Work to do: Report every line in the listing that contains the string "Bavière".

--- begin ---

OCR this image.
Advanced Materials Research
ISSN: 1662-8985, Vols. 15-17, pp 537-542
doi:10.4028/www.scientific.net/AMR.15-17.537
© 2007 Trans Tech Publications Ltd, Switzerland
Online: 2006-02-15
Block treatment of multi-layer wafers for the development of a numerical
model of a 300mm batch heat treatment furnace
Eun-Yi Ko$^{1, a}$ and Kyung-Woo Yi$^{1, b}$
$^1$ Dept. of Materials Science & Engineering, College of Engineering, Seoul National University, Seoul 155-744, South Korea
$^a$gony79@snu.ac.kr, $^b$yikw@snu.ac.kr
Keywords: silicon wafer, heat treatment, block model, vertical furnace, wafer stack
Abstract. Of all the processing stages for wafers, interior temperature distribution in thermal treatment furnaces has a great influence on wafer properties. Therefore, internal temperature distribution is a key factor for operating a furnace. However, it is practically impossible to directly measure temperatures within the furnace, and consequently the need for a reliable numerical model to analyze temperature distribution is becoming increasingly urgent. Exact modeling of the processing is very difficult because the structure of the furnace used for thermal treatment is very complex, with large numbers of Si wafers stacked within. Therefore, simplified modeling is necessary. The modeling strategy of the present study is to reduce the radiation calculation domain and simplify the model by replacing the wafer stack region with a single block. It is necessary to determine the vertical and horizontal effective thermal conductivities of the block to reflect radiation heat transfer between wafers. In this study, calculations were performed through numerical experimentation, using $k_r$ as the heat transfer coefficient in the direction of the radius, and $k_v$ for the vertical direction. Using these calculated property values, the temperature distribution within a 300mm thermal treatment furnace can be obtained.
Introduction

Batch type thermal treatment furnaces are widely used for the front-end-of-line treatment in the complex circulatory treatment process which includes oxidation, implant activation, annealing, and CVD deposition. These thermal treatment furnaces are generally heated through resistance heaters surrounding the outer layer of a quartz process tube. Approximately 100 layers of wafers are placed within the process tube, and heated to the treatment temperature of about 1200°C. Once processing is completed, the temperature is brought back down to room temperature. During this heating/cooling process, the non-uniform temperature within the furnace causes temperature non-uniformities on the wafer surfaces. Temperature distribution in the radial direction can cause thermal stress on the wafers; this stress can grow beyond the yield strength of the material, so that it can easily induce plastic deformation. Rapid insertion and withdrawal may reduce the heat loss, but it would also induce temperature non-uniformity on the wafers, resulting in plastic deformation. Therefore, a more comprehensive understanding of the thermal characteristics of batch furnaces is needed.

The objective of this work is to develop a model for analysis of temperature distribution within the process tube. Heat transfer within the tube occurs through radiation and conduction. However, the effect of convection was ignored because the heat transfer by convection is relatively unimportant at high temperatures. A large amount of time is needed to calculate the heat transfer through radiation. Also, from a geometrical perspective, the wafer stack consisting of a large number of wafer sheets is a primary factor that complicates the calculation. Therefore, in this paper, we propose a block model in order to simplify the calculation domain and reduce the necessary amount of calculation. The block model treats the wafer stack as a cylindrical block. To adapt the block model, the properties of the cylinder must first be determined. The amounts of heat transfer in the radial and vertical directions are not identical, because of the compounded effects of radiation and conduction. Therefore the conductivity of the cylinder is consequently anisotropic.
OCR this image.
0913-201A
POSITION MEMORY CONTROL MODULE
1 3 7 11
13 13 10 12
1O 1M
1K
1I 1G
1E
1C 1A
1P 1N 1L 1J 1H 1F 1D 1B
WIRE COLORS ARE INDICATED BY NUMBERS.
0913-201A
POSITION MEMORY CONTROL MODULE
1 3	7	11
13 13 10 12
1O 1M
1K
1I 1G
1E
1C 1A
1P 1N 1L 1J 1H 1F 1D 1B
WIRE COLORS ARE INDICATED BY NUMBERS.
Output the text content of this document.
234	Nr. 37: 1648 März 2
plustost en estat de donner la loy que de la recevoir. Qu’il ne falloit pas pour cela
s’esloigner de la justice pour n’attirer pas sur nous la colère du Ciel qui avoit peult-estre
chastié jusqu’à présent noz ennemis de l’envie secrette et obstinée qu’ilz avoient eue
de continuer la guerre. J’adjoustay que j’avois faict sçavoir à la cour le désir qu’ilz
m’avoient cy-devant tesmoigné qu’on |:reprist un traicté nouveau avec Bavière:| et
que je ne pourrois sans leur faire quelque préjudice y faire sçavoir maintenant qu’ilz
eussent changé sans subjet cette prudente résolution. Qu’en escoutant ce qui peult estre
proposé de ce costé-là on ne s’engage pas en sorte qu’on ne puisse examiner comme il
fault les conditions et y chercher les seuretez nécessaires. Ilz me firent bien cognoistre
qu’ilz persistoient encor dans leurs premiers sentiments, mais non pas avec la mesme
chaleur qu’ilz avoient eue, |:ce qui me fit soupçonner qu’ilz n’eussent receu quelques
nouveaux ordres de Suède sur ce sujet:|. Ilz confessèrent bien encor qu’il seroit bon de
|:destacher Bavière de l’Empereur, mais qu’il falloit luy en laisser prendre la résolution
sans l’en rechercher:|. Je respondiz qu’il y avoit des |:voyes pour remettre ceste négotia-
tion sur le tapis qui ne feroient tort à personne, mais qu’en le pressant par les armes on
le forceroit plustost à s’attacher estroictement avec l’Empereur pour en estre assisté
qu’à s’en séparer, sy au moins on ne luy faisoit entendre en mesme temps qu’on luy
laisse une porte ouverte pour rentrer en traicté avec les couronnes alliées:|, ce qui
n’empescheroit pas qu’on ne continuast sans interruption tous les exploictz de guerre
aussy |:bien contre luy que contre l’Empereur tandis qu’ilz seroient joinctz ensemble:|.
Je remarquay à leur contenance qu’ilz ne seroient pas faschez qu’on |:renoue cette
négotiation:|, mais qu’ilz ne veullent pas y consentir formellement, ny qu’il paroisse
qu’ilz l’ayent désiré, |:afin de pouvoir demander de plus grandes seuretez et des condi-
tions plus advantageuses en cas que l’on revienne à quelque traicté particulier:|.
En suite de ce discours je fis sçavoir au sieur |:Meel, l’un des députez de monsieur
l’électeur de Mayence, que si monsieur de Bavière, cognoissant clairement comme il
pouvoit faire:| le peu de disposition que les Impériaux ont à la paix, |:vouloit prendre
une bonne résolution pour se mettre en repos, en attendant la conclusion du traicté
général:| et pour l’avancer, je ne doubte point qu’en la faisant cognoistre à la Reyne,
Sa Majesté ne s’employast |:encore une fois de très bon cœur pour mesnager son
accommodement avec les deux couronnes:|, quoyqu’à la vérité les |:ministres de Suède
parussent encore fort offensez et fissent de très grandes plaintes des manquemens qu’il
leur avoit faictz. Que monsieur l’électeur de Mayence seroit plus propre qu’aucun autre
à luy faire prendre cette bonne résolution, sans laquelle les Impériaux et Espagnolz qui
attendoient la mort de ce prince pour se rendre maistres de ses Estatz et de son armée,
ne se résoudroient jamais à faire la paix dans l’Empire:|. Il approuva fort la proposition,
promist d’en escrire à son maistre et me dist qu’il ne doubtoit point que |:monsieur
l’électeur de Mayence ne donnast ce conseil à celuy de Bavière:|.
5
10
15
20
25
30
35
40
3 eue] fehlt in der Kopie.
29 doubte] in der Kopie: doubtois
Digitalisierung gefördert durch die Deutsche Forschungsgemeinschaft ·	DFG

--- end ---

Answer in full:
m’avoient cy-devant tesmoigné qu’on |:reprist un traicté nouveau avec Bavière:| et
|:destacher Bavière de l’Empereur, mais qu’il falloit luy en laisser prendre la résolution
l’électeur de Mayence, que si monsieur de Bavière, cognoissant clairement comme il
l’électeur de Mayence ne donnast ce conseil à celuy de Bavière:|.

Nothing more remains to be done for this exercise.